** Start of Dataset excerpts **
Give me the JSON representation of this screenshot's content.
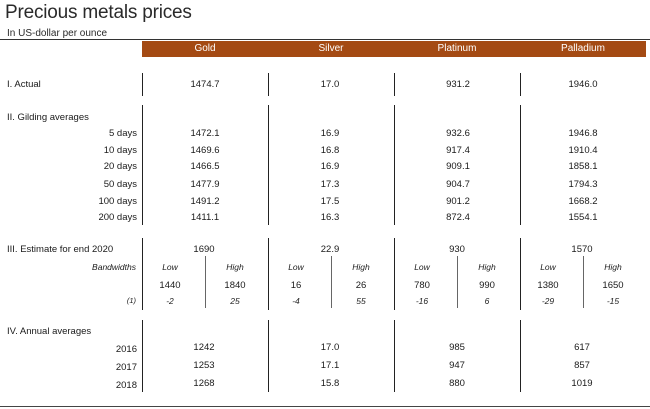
{
  "title": "Precious metals prices",
  "subtitle": "In US-dollar per ounce",
  "columns": [
    "Gold",
    "Silver",
    "Platinum",
    "Palladium"
  ],
  "sections": {
    "actual": {
      "label": "I. Actual",
      "values": [
        "1474.7",
        "17.0",
        "931.2",
        "1946.0"
      ]
    },
    "gliding": {
      "label": "II. Gilding averages",
      "rows": [
        {
          "label": "5 days",
          "values": [
            "1472.1",
            "16.9",
            "932.6",
            "1946.8"
          ]
        },
        {
          "label": "10 days",
          "values": [
            "1469.6",
            "16.8",
            "917.4",
            "1910.4"
          ]
        },
        {
          "label": "20 days",
          "values": [
            "1466.5",
            "16.9",
            "909.1",
            "1858.1"
          ]
        },
        {
          "label": "50 days",
          "values": [
            "1477.9",
            "17.3",
            "904.7",
            "1794.3"
          ]
        },
        {
          "label": "100 days",
          "values": [
            "1491.2",
            "17.5",
            "901.2",
            "1668.2"
          ]
        },
        {
          "label": "200 days",
          "values": [
            "1411.1",
            "16.3",
            "872.4",
            "1554.1"
          ]
        }
      ]
    },
    "estimate": {
      "label": "III. Estimate for end 2020",
      "values": [
        "1690",
        "22.9",
        "930",
        "1570"
      ],
      "bandwidths_label": "Bandwidths",
      "low_label": "Low",
      "high_label": "High",
      "low": [
        "1440",
        "16",
        "780",
        "1380"
      ],
      "high": [
        "1840",
        "26",
        "990",
        "1650"
      ],
      "note_label": "(1)",
      "low_change": [
        "-2",
        "-4",
        "-16",
        "-29"
      ],
      "high_change": [
        "25",
        "55",
        "6",
        "-15"
      ]
    },
    "annual": {
      "label": "IV. Annual averages",
      "rows": [
        {
          "label": "2016",
          "values": [
            "1242",
            "17.0",
            "985",
            "617"
          ]
        },
        {
          "label": "2017",
          "values": [
            "1253",
            "17.1",
            "947",
            "857"
          ]
        },
        {
          "label": "2018",
          "values": [
            "1268",
            "15.8",
            "880",
            "1019"
          ]
        }
      ]
    }
  }
}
** End of Dataset excerpts **
▸ Brief
Note how many lines in the listing above hold the string "days", then give only that figure.

▸ Expected answer
6